Objective »
The entries below need to be written out exactly, with no pictures included.

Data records
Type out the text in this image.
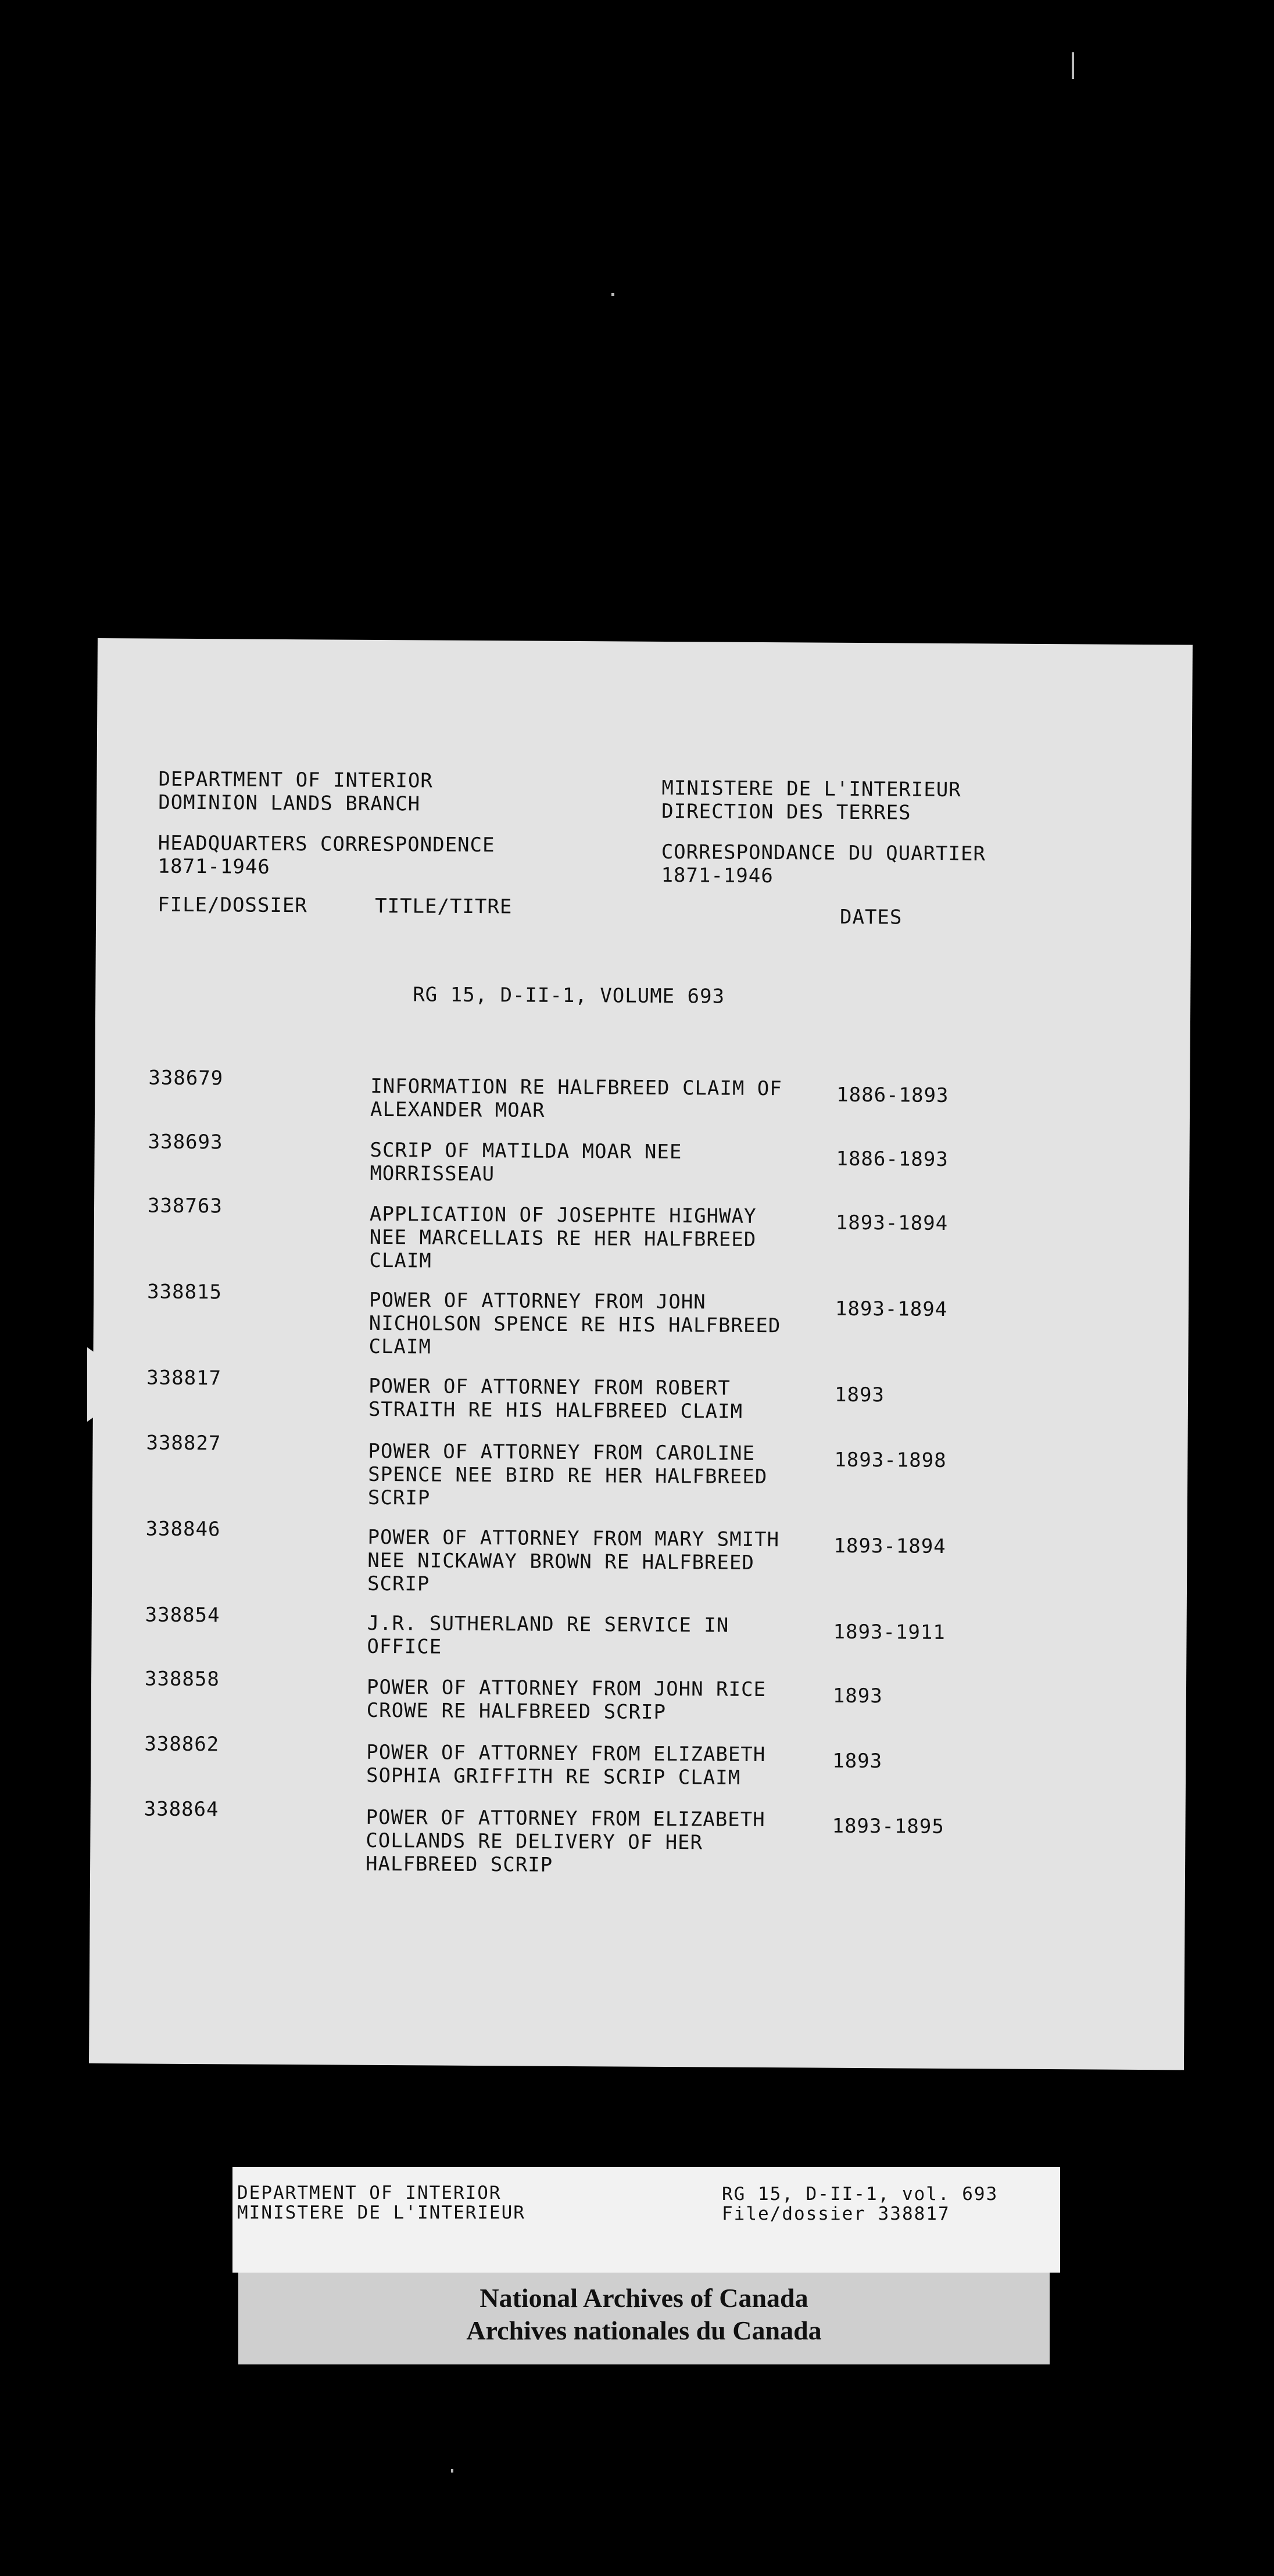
DEPARTMENT OF INTERIOR
DOMINION LANDS BRANCH
MINISTERE DE L'INTERIEUR
DIRECTION DES TERRES
HEADQUARTERS CORRESPONDENCE
1871-1946
CORRESPONDANCE DU QUARTIER
1871-1946
FILE/DOSSIER	TITLE/TITRE	DATES
RG 15, D-II-1, VOLUME 693
338679	INFORMATION RE HALFBREED CLAIM OF
ALEXANDER MOAR
1886-1893
338693	SCRIP OF MATILDA MOAR NEE
MORRISSEAU
1886-1893
338763	APPLICATION OF JOSEPHTE HIGHWAY
NEE MARCELLAIS RE HER HALFBREED
CLAIM
1893-1894
338815	POWER OF ATTORNEY FROM JOHN
NICHOLSON SPENCE RE HIS HALFBREED
CLAIM
1893-1894
338817	POWER OF ATTORNEY FROM ROBERT
STRAITH RE HIS HALFBREED CLAIM
1893
338827	POWER OF ATTORNEY FROM CAROLINE
SPENCE NEE BIRD RE HER HALFBREED
SCRIP
1893-1898
338846	POWER OF ATTORNEY FROM MARY SMITH
NEE NICKAWAY BROWN RE HALFBREED
SCRIP
1893-1894
338854	J.R. SUTHERLAND RE SERVICE IN
OFFICE
1893-1911
338858	POWER OF ATTORNEY FROM JOHN RICE
CROWE RE HALFBREED SCRIP
1893
338862	POWER OF ATTORNEY FROM ELIZABETH
SOPHIA GRIFFITH RE SCRIP CLAIM
1893
338864	POWER OF ATTORNEY FROM ELIZABETH
COLLANDS RE DELIVERY OF HER
HALFBREED SCRIP
1893-1895
DEPARTMENT OF INTERIOR
MINISTERE DE L'INTERIEUR
RG 15, D-II-1, vol. 693
File/dossier 338817
National Archives of Canada
Archives nationales du Canada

The completed task »
Type out the text in this image.
DEPARTMENT OF INTERIOR
DOMINION LANDS BRANCH
MINISTERE DE L'INTERIEUR
DIRECTION DES TERRES
HEADQUARTERS CORRESPONDENCE
1871-1946
CORRESPONDANCE DU QUARTIER
1871-1946
FILE/DOSSIER	TITLE/TITRE	DATES
RG 15, D-II-1, VOLUME 693
338679	INFORMATION RE HALFBREED CLAIM OF
ALEXANDER MOAR
1886-1893
338693	SCRIP OF MATILDA MOAR NEE
MORRISSEAU
1886-1893
338763	APPLICATION OF JOSEPHTE HIGHWAY
NEE MARCELLAIS RE HER HALFBREED
CLAIM
1893-1894
338815	POWER OF ATTORNEY FROM JOHN
NICHOLSON SPENCE RE HIS HALFBREED
CLAIM
1893-1894
338817	POWER OF ATTORNEY FROM ROBERT
STRAITH RE HIS HALFBREED CLAIM
1893
338827	POWER OF ATTORNEY FROM CAROLINE
SPENCE NEE BIRD RE HER HALFBREED
SCRIP
1893-1898
338846	POWER OF ATTORNEY FROM MARY SMITH
NEE NICKAWAY BROWN RE HALFBREED
SCRIP
1893-1894
338854	J.R. SUTHERLAND RE SERVICE IN
OFFICE
1893-1911
338858	POWER OF ATTORNEY FROM JOHN RICE
CROWE RE HALFBREED SCRIP
1893
338862	POWER OF ATTORNEY FROM ELIZABETH
SOPHIA GRIFFITH RE SCRIP CLAIM
1893
338864	POWER OF ATTORNEY FROM ELIZABETH
COLLANDS RE DELIVERY OF HER
HALFBREED SCRIP
1893-1895
DEPARTMENT OF INTERIOR
MINISTERE DE L'INTERIEUR
RG 15, D-II-1, vol. 693
File/dossier 338817
National Archives of Canada
Archives nationales du Canada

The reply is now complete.